Start of Selected text

[ipv6hackers] IPv6 security presentation at Hack.lu 2011

Leinweber, James jim.leinweber at slh.wisc.edu
Fri Sep 23 06:48:47 CEST 2011

Fernando Gont:
>  We have uploaded the slides ...
Nice presentation; thanks for sharing.

>Many expect a transition to IPv6 will not occur soon.

And many would be wrong, though it's been 13 years in the making.
Rapid growth of the internet in the face of native v6 being better +
faster + cheaper than carrier NAT is going to change that.  IPv4
exhaustion matters.

On the IPSEC front, it might be worth pointing out that the
interesting  security issues such as rampant endpoint insecurity
regardless of network protocol, immature v6 protocol stacks, and lack
of v6 feature parity have nothing to do with IPSEC.  Meanwhile, if
those living in a Windows monoculture who find "direct access" VPN's
helpful might actually lead to a handful of IPSEC deployments.

In addition to the point that dual-stack hosts create v6
vulnerabilities in supposedly v4-only networks, it might
be worth emphasizing a few more of the implications of
living in a dual-stack world, such as:
  * Carrier-grade / Large scale NAT devices mean that v4 forensics
    has to change: you can't track an attacker based on IP address
    unless you also know the timestamp, protocol, and port numbers.
  * v6-mostly web sites aren't yet usually v6-only, so you need dual-
    stacked packet traces to see what clients actually pulled down.

  * The plethora of protocols and addresses (v4, v6; link-scope,
    global-scope; unicast, multicast) in simultaneous use means
    network forensics will have to be based on port-snooping.

End of Selected text

_Job 1_
According to the mailing list post about IPv6 security, how many years has the transition to IPv6 been in the making?
_Job 2_
Repeat the part of the mailing list post about IPv6 security that starts at "[ipv6hackers] IPv6 security" and ends at "in the making.".
_Job 3_
Finish out the next part of the mailing list post about IPv6 security, picking up from where it stops.

Start of Information provided

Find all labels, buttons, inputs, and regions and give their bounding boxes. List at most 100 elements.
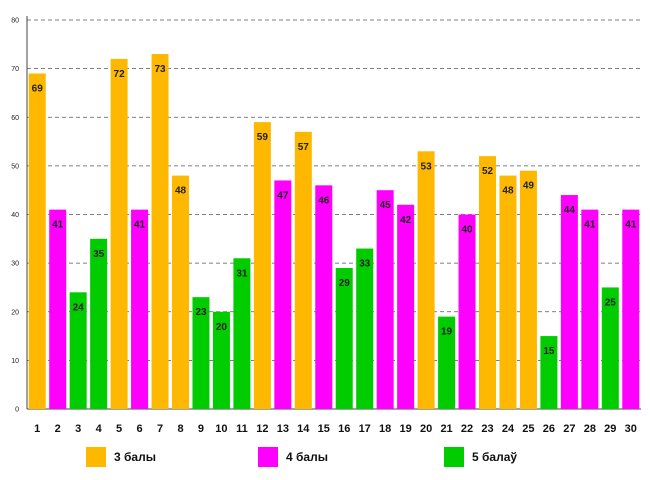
legend-item-3: 3 балы bbox=[86, 445, 156, 469]
bar-4 bbox=[90, 238, 108, 409]
y-tick-label: 10 bbox=[11, 358, 19, 365]
data-label-14: 57 bbox=[298, 142, 310, 153]
data-label-24: 48 bbox=[502, 186, 514, 197]
x-tick-label-13: 13 bbox=[277, 423, 289, 435]
x-tick-label-8: 8 bbox=[177, 423, 183, 435]
legend-label-3: 3 балы bbox=[114, 450, 156, 464]
legend-item-4: 4 балы bbox=[258, 445, 328, 469]
data-label-5: 72 bbox=[114, 69, 126, 80]
legend-label-5: 5 балаў bbox=[472, 450, 518, 464]
x-tick-label-9: 9 bbox=[198, 423, 204, 435]
bar-19 bbox=[397, 204, 415, 409]
data-label-8: 48 bbox=[175, 186, 187, 197]
bar-14 bbox=[294, 131, 312, 409]
y-tick-label: 70 bbox=[11, 66, 19, 73]
bar-3 bbox=[69, 292, 87, 409]
bar-30 bbox=[622, 209, 640, 409]
data-label-25: 49 bbox=[523, 181, 535, 192]
x-tick-label-6: 6 bbox=[137, 423, 143, 435]
data-label-4: 35 bbox=[93, 249, 105, 260]
data-label-12: 59 bbox=[257, 132, 269, 143]
bar-11 bbox=[233, 258, 251, 409]
data-label-26: 15 bbox=[543, 346, 555, 357]
data-label-28: 41 bbox=[584, 220, 596, 231]
data-label-3: 24 bbox=[73, 302, 85, 313]
data-label-16: 29 bbox=[339, 278, 351, 289]
bar-2 bbox=[49, 209, 67, 409]
data-label-23: 52 bbox=[482, 166, 494, 177]
y-tick-label: 80 bbox=[11, 18, 19, 25]
bar-28 bbox=[581, 209, 599, 409]
bar-13 bbox=[274, 180, 292, 409]
data-label-6: 41 bbox=[134, 220, 146, 231]
bar-27 bbox=[560, 195, 578, 409]
bar-17 bbox=[356, 248, 374, 409]
x-tick-label-7: 7 bbox=[157, 423, 163, 435]
bar-7 bbox=[151, 54, 169, 409]
x-tick-label-18: 18 bbox=[379, 423, 391, 435]
bar-9 bbox=[192, 297, 210, 409]
bar-16 bbox=[335, 267, 353, 409]
x-tick-label-16: 16 bbox=[338, 423, 350, 435]
data-label-15: 46 bbox=[318, 195, 330, 206]
x-tick-label-29: 29 bbox=[604, 423, 616, 435]
bar-21 bbox=[438, 316, 456, 409]
x-tick-label-26: 26 bbox=[543, 423, 555, 435]
x-tick-label-27: 27 bbox=[563, 423, 575, 435]
data-label-11: 31 bbox=[236, 268, 248, 279]
data-label-30: 41 bbox=[625, 220, 637, 231]
x-tick-label-5: 5 bbox=[116, 423, 122, 435]
x-tick-label-1: 1 bbox=[34, 423, 40, 435]
bar-25 bbox=[519, 170, 537, 409]
legend-item-5: 5 балаў bbox=[444, 445, 517, 469]
bar-24 bbox=[499, 175, 517, 409]
y-tick-label: 50 bbox=[11, 163, 19, 170]
x-tick-label-21: 21 bbox=[440, 423, 452, 435]
y-tick-label: 20 bbox=[11, 309, 19, 316]
x-tick-label-12: 12 bbox=[256, 423, 268, 435]
legend-swatch-4 bbox=[258, 447, 278, 467]
data-label-20: 53 bbox=[421, 161, 433, 172]
x-tick-label-11: 11 bbox=[236, 423, 248, 435]
data-label-2: 41 bbox=[52, 220, 64, 231]
y-tick-label: 60 bbox=[11, 115, 19, 122]
bar-22 bbox=[458, 214, 476, 409]
x-tick-label-4: 4 bbox=[96, 423, 103, 435]
x-tick-label-23: 23 bbox=[481, 423, 493, 435]
data-label-1: 69 bbox=[32, 83, 44, 94]
bar-8 bbox=[172, 175, 189, 409]
bar-5 bbox=[110, 58, 128, 410]
data-label-29: 25 bbox=[605, 297, 617, 308]
x-tick-label-20: 20 bbox=[420, 423, 432, 435]
data-label-10: 20 bbox=[216, 322, 228, 333]
x-tick-label-10: 10 bbox=[215, 423, 227, 435]
x-tick-label-30: 30 bbox=[625, 423, 637, 435]
bar-26 bbox=[540, 336, 558, 409]
bars bbox=[28, 54, 640, 410]
y-tick-label: 30 bbox=[11, 261, 19, 268]
x-tick-label-17: 17 bbox=[359, 423, 371, 435]
bar-18 bbox=[376, 190, 394, 409]
data-label-9: 23 bbox=[195, 307, 207, 318]
data-label-21: 19 bbox=[441, 327, 453, 338]
y-tick-label: 40 bbox=[11, 212, 19, 219]
bar-20 bbox=[417, 151, 435, 409]
data-label-7: 73 bbox=[154, 64, 166, 75]
x-tick-label-24: 24 bbox=[502, 423, 515, 435]
legend-swatch-3 bbox=[86, 447, 106, 467]
x-tick-label-14: 14 bbox=[297, 423, 310, 435]
data-label-27: 44 bbox=[564, 205, 576, 216]
data-label-22: 40 bbox=[461, 225, 473, 236]
data-label-13: 47 bbox=[277, 190, 289, 201]
legend-label-4: 4 балы bbox=[286, 450, 328, 464]
x-tick-label-3: 3 bbox=[75, 423, 81, 435]
x-tick-label-22: 22 bbox=[461, 423, 473, 435]
x-tick-label-28: 28 bbox=[584, 423, 596, 435]
bar-1 bbox=[28, 73, 46, 410]
x-tick-label-25: 25 bbox=[522, 423, 534, 435]
data-labels: 69 41 24 35 72 41 73 48 23 20 31 59 47 57 46 29 33 45 42 53… bbox=[32, 64, 637, 357]
bar-12 bbox=[253, 122, 271, 410]
bar-29 bbox=[601, 287, 619, 409]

End of Information provided

_Reply 1_
13 years.

_Reply 2_
[ipv6hackers] IPv6 security presentation at Hack.lu 2011

Leinweber, James jim.leinweber at slh.wisc.edu
Fri Sep 23 06:48:47 CEST 2011

Fernando Gont:
>  We have uploaded the slides ...
Nice presentation; thanks for sharing.

>Many expect a transition to IPv6 will not occur soon.

And many would be wrong, though it's been 13 years in the making.

_Reply 3_
Jim Small:
> ... RDNSS ... likely ... will be ... in WIndows 8

Anyone willing to bet against "happy eyeballs" (race parallel v6 and
v4, deliver the winner) also being in windows 8, given that Google
Chrome, Firefox, and OS-X 10.7 already have it?  I've been pleasantly
surprised by how fast it's deploying.

> ...  Those who think that IPv6 is years away [are] in for a rude
> awakening shortly.

Amen, brother.

Add AT&T U-verse customers to the list of those about to get IPv6 in
the US, too. World IPv6 day in France saw 3% v6 traffic on the
backbone; French ISP's have been earlier than most in completing v6
rollouts.  Sadly, my own ISP is dragging its feet; happily, my
employer already offers a dual-stacked VPN service.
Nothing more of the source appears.